- _Exercise_:
How many lines in the entries below include the string "Scenario"? Answer with the number only.

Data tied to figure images
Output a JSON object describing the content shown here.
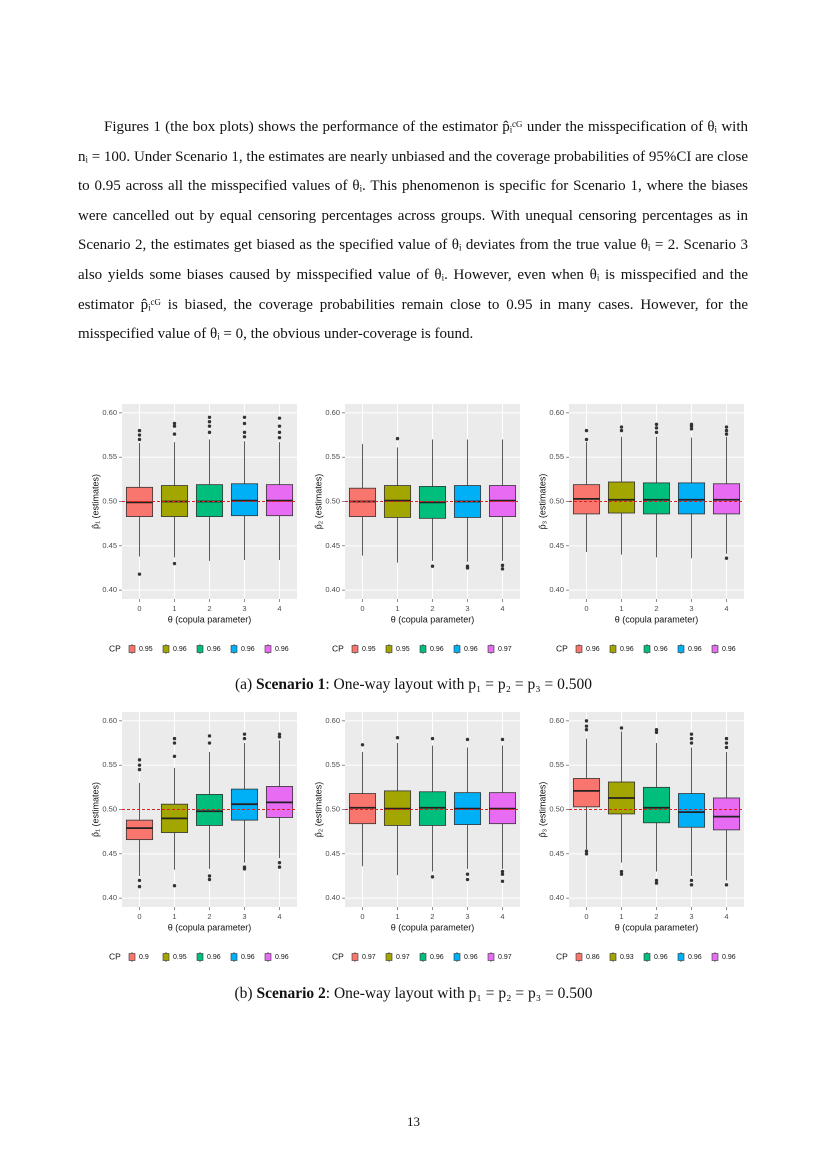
{
  "paragraph": "Figures 1 (the box plots) shows the performance of the estimator p̂ᵢᶜᴳ under the misspecification of θᵢ with nᵢ = 100. Under Scenario 1, the estimates are nearly unbiased and the coverage probabilities of 95%CI are close to 0.95 across all the misspecified values of θᵢ. This phenomenon is specific for Scenario 1, where the biases were cancelled out by equal censoring percentages across groups. With unequal censoring percentages as in Scenario 2, the estimates get biased as the specified value of θᵢ deviates from the true value θᵢ = 2. Scenario 3 also yields some biases caused by misspecified value of θᵢ. However, even when θᵢ is misspecified and the estimator p̂ᵢᶜᴳ is biased, the coverage probabilities remain close to 0.95 in many cases. However, for the misspecified value of θᵢ = 0, the obvious under-coverage is found.",
  "captions": [
    {
      "label": "(a) ",
      "bold": "Scenario 1",
      "rest": ": One-way layout with p₁ = p₂ = p₃ = 0.500"
    },
    {
      "label": "(b) ",
      "bold": "Scenario 2",
      "rest": ": One-way layout with p₁ = p₂ = p₃ = 0.500"
    }
  ],
  "page_number": "13",
  "chart_data": [
    {
      "type": "box",
      "xlabel": "θ (copula parameter)",
      "ylabel": "p̂₁ (estimates)",
      "legend_title": "CP",
      "categories": [
        "0",
        "1",
        "2",
        "3",
        "4"
      ],
      "ylim": [
        0.39,
        0.61
      ],
      "yticks": [
        {
          "value": 0.4,
          "label": "0.40"
        },
        0.45,
        {
          "value": 0.5,
          "label": "0.50"
        },
        0.55,
        {
          "value": 0.6,
          "label": "0.60"
        }
      ],
      "reference_line": 0.5,
      "reference_color": "#e41a1c",
      "series": [
        {
          "name": "0.95",
          "color": "#F8766D",
          "low": 0.438,
          "q1": 0.483,
          "median": 0.499,
          "q3": 0.516,
          "high": 0.566,
          "outliers": [
            0.418,
            0.57,
            0.575,
            0.58
          ]
        },
        {
          "name": "0.96",
          "color": "#A3A500",
          "low": 0.437,
          "q1": 0.483,
          "median": 0.5,
          "q3": 0.518,
          "high": 0.567,
          "outliers": [
            0.43,
            0.576,
            0.585,
            0.588
          ]
        },
        {
          "name": "0.96",
          "color": "#00BF7D",
          "low": 0.433,
          "q1": 0.483,
          "median": 0.5,
          "q3": 0.519,
          "high": 0.57,
          "outliers": [
            0.578,
            0.585,
            0.59,
            0.595
          ]
        },
        {
          "name": "0.96",
          "color": "#00B0F6",
          "low": 0.434,
          "q1": 0.484,
          "median": 0.501,
          "q3": 0.52,
          "high": 0.568,
          "outliers": [
            0.573,
            0.578,
            0.588,
            0.595
          ]
        },
        {
          "name": "0.96",
          "color": "#E76BF3",
          "low": 0.434,
          "q1": 0.484,
          "median": 0.501,
          "q3": 0.519,
          "high": 0.567,
          "outliers": [
            0.572,
            0.578,
            0.585,
            0.594
          ]
        }
      ]
    },
    {
      "type": "box",
      "xlabel": "θ (copula parameter)",
      "ylabel": "p̂₂ (estimates)",
      "legend_title": "CP",
      "categories": [
        "0",
        "1",
        "2",
        "3",
        "4"
      ],
      "ylim": [
        0.39,
        0.61
      ],
      "yticks": [
        {
          "value": 0.4,
          "label": "0.40"
        },
        0.45,
        {
          "value": 0.5,
          "label": "0.50"
        },
        0.55,
        {
          "value": 0.6,
          "label": "0.60"
        }
      ],
      "reference_line": 0.5,
      "reference_color": "#e41a1c",
      "series": [
        {
          "name": "0.95",
          "color": "#F8766D",
          "low": 0.439,
          "q1": 0.483,
          "median": 0.5,
          "q3": 0.515,
          "high": 0.565,
          "outliers": []
        },
        {
          "name": "0.95",
          "color": "#A3A500",
          "low": 0.431,
          "q1": 0.482,
          "median": 0.501,
          "q3": 0.518,
          "high": 0.561,
          "outliers": [
            0.571
          ]
        },
        {
          "name": "0.96",
          "color": "#00BF7D",
          "low": 0.433,
          "q1": 0.481,
          "median": 0.499,
          "q3": 0.517,
          "high": 0.57,
          "outliers": [
            0.427
          ]
        },
        {
          "name": "0.96",
          "color": "#00B0F6",
          "low": 0.432,
          "q1": 0.482,
          "median": 0.5,
          "q3": 0.518,
          "high": 0.57,
          "outliers": [
            0.425,
            0.427
          ]
        },
        {
          "name": "0.97",
          "color": "#E76BF3",
          "low": 0.433,
          "q1": 0.483,
          "median": 0.501,
          "q3": 0.518,
          "high": 0.57,
          "outliers": [
            0.424,
            0.428
          ]
        }
      ]
    },
    {
      "type": "box",
      "xlabel": "θ (copula parameter)",
      "ylabel": "p̂₃ (estimates)",
      "legend_title": "CP",
      "categories": [
        "0",
        "1",
        "2",
        "3",
        "4"
      ],
      "ylim": [
        0.39,
        0.61
      ],
      "yticks": [
        {
          "value": 0.4,
          "label": "0.40"
        },
        0.45,
        {
          "value": 0.5,
          "label": "0.50"
        },
        0.55,
        {
          "value": 0.6,
          "label": "0.60"
        }
      ],
      "reference_line": 0.5,
      "reference_color": "#e41a1c",
      "series": [
        {
          "name": "0.96",
          "color": "#F8766D",
          "low": 0.443,
          "q1": 0.486,
          "median": 0.503,
          "q3": 0.519,
          "high": 0.567,
          "outliers": [
            0.57,
            0.58
          ]
        },
        {
          "name": "0.96",
          "color": "#A3A500",
          "low": 0.44,
          "q1": 0.487,
          "median": 0.502,
          "q3": 0.522,
          "high": 0.573,
          "outliers": [
            0.58,
            0.584
          ]
        },
        {
          "name": "0.96",
          "color": "#00BF7D",
          "low": 0.437,
          "q1": 0.486,
          "median": 0.502,
          "q3": 0.521,
          "high": 0.573,
          "outliers": [
            0.578,
            0.583,
            0.587
          ]
        },
        {
          "name": "0.96",
          "color": "#00B0F6",
          "low": 0.436,
          "q1": 0.486,
          "median": 0.502,
          "q3": 0.521,
          "high": 0.572,
          "outliers": [
            0.582,
            0.585,
            0.587
          ]
        },
        {
          "name": "0.96",
          "color": "#E76BF3",
          "low": 0.441,
          "q1": 0.486,
          "median": 0.502,
          "q3": 0.52,
          "high": 0.573,
          "outliers": [
            0.436,
            0.576,
            0.58,
            0.584
          ]
        }
      ]
    },
    {
      "type": "box",
      "xlabel": "θ (copula parameter)",
      "ylabel": "p̂₁ (estimates)",
      "legend_title": "CP",
      "categories": [
        "0",
        "1",
        "2",
        "3",
        "4"
      ],
      "ylim": [
        0.39,
        0.61
      ],
      "yticks": [
        {
          "value": 0.4,
          "label": "0.40"
        },
        0.45,
        {
          "value": 0.5,
          "label": "0.50"
        },
        0.55,
        {
          "value": 0.6,
          "label": "0.60"
        }
      ],
      "reference_line": 0.5,
      "reference_color": "#e41a1c",
      "series": [
        {
          "name": "0.9",
          "color": "#F8766D",
          "low": 0.425,
          "q1": 0.466,
          "median": 0.479,
          "q3": 0.488,
          "high": 0.53,
          "outliers": [
            0.413,
            0.42,
            0.545,
            0.55,
            0.556
          ]
        },
        {
          "name": "0.95",
          "color": "#A3A500",
          "low": 0.432,
          "q1": 0.474,
          "median": 0.49,
          "q3": 0.506,
          "high": 0.547,
          "outliers": [
            0.414,
            0.56,
            0.575,
            0.58
          ]
        },
        {
          "name": "0.96",
          "color": "#00BF7D",
          "low": 0.433,
          "q1": 0.482,
          "median": 0.498,
          "q3": 0.517,
          "high": 0.565,
          "outliers": [
            0.421,
            0.425,
            0.575,
            0.583
          ]
        },
        {
          "name": "0.96",
          "color": "#00B0F6",
          "low": 0.44,
          "q1": 0.488,
          "median": 0.506,
          "q3": 0.523,
          "high": 0.575,
          "outliers": [
            0.433,
            0.435,
            0.58,
            0.585
          ]
        },
        {
          "name": "0.96",
          "color": "#E76BF3",
          "low": 0.445,
          "q1": 0.491,
          "median": 0.508,
          "q3": 0.526,
          "high": 0.578,
          "outliers": [
            0.435,
            0.44,
            0.582,
            0.585
          ]
        }
      ]
    },
    {
      "type": "box",
      "xlabel": "θ (copula parameter)",
      "ylabel": "p̂₂ (estimates)",
      "legend_title": "CP",
      "categories": [
        "0",
        "1",
        "2",
        "3",
        "4"
      ],
      "ylim": [
        0.39,
        0.61
      ],
      "yticks": [
        {
          "value": 0.4,
          "label": "0.40"
        },
        0.45,
        {
          "value": 0.5,
          "label": "0.50"
        },
        0.55,
        {
          "value": 0.6,
          "label": "0.60"
        }
      ],
      "reference_line": 0.5,
      "reference_color": "#e41a1c",
      "series": [
        {
          "name": "0.97",
          "color": "#F8766D",
          "low": 0.436,
          "q1": 0.484,
          "median": 0.502,
          "q3": 0.518,
          "high": 0.565,
          "outliers": [
            0.573
          ]
        },
        {
          "name": "0.97",
          "color": "#A3A500",
          "low": 0.426,
          "q1": 0.482,
          "median": 0.501,
          "q3": 0.521,
          "high": 0.575,
          "outliers": [
            0.581
          ]
        },
        {
          "name": "0.96",
          "color": "#00BF7D",
          "low": 0.43,
          "q1": 0.482,
          "median": 0.502,
          "q3": 0.52,
          "high": 0.572,
          "outliers": [
            0.424,
            0.58
          ]
        },
        {
          "name": "0.96",
          "color": "#00B0F6",
          "low": 0.433,
          "q1": 0.483,
          "median": 0.501,
          "q3": 0.519,
          "high": 0.57,
          "outliers": [
            0.421,
            0.427,
            0.579
          ]
        },
        {
          "name": "0.97",
          "color": "#E76BF3",
          "low": 0.433,
          "q1": 0.484,
          "median": 0.501,
          "q3": 0.519,
          "high": 0.572,
          "outliers": [
            0.419,
            0.427,
            0.43,
            0.579
          ]
        }
      ]
    },
    {
      "type": "box",
      "xlabel": "θ (copula parameter)",
      "ylabel": "p̂₃ (estimates)",
      "legend_title": "CP",
      "categories": [
        "0",
        "1",
        "2",
        "3",
        "4"
      ],
      "ylim": [
        0.39,
        0.61
      ],
      "yticks": [
        {
          "value": 0.4,
          "label": "0.40"
        },
        0.45,
        {
          "value": 0.5,
          "label": "0.50"
        },
        0.55,
        {
          "value": 0.6,
          "label": "0.60"
        }
      ],
      "reference_line": 0.5,
      "reference_color": "#e41a1c",
      "series": [
        {
          "name": "0.86",
          "color": "#F8766D",
          "low": 0.455,
          "q1": 0.503,
          "median": 0.521,
          "q3": 0.535,
          "high": 0.58,
          "outliers": [
            0.45,
            0.453,
            0.59,
            0.594,
            0.6
          ]
        },
        {
          "name": "0.93",
          "color": "#A3A500",
          "low": 0.44,
          "q1": 0.495,
          "median": 0.513,
          "q3": 0.531,
          "high": 0.588,
          "outliers": [
            0.427,
            0.43,
            0.592
          ]
        },
        {
          "name": "0.96",
          "color": "#00BF7D",
          "low": 0.43,
          "q1": 0.485,
          "median": 0.502,
          "q3": 0.525,
          "high": 0.575,
          "outliers": [
            0.417,
            0.42,
            0.587,
            0.59
          ]
        },
        {
          "name": "0.96",
          "color": "#00B0F6",
          "low": 0.425,
          "q1": 0.48,
          "median": 0.497,
          "q3": 0.518,
          "high": 0.57,
          "outliers": [
            0.415,
            0.42,
            0.575,
            0.58,
            0.585
          ]
        },
        {
          "name": "0.96",
          "color": "#E76BF3",
          "low": 0.42,
          "q1": 0.477,
          "median": 0.492,
          "q3": 0.513,
          "high": 0.565,
          "outliers": [
            0.415,
            0.57,
            0.575,
            0.58
          ]
        }
      ]
    }
  ]
}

- _Response to this exercise_:
3